*EXERCISE REQUIREMENTS*
Look through the data below. Collect every line where the word "desc" occurs.

*SUPPLIED MATERIAL*
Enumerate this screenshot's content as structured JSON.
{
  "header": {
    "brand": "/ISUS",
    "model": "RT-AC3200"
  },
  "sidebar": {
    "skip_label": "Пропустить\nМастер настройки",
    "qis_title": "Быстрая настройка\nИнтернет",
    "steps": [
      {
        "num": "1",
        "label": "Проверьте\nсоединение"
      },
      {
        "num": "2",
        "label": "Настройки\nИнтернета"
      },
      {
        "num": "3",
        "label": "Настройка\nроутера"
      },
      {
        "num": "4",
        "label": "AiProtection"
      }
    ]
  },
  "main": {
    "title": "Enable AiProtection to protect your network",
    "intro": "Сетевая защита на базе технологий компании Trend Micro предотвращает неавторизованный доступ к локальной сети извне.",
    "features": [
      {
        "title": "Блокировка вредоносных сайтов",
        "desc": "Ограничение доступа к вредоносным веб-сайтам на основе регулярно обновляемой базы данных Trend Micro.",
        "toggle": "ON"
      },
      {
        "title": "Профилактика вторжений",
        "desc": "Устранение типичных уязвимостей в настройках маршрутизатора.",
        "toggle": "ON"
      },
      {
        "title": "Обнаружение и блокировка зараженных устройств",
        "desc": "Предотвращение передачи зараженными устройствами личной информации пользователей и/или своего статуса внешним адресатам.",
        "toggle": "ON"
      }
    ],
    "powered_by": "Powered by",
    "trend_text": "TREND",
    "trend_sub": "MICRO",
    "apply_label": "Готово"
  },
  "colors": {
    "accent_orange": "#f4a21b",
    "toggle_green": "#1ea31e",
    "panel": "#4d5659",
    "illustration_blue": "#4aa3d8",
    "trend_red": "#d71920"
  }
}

*RESULT BELOW*
        "desc": "Ограничение доступа к вредоносным веб-сайтам на основе регулярно обновляемой базы данных Trend Micro.",
        "desc": "Устранение типичных уязвимостей в настройках маршрутизатора.",
        "desc": "Предотвращение передачи зараженными устройствами личной информации пользователей и/или своего статуса внешним адресатам.",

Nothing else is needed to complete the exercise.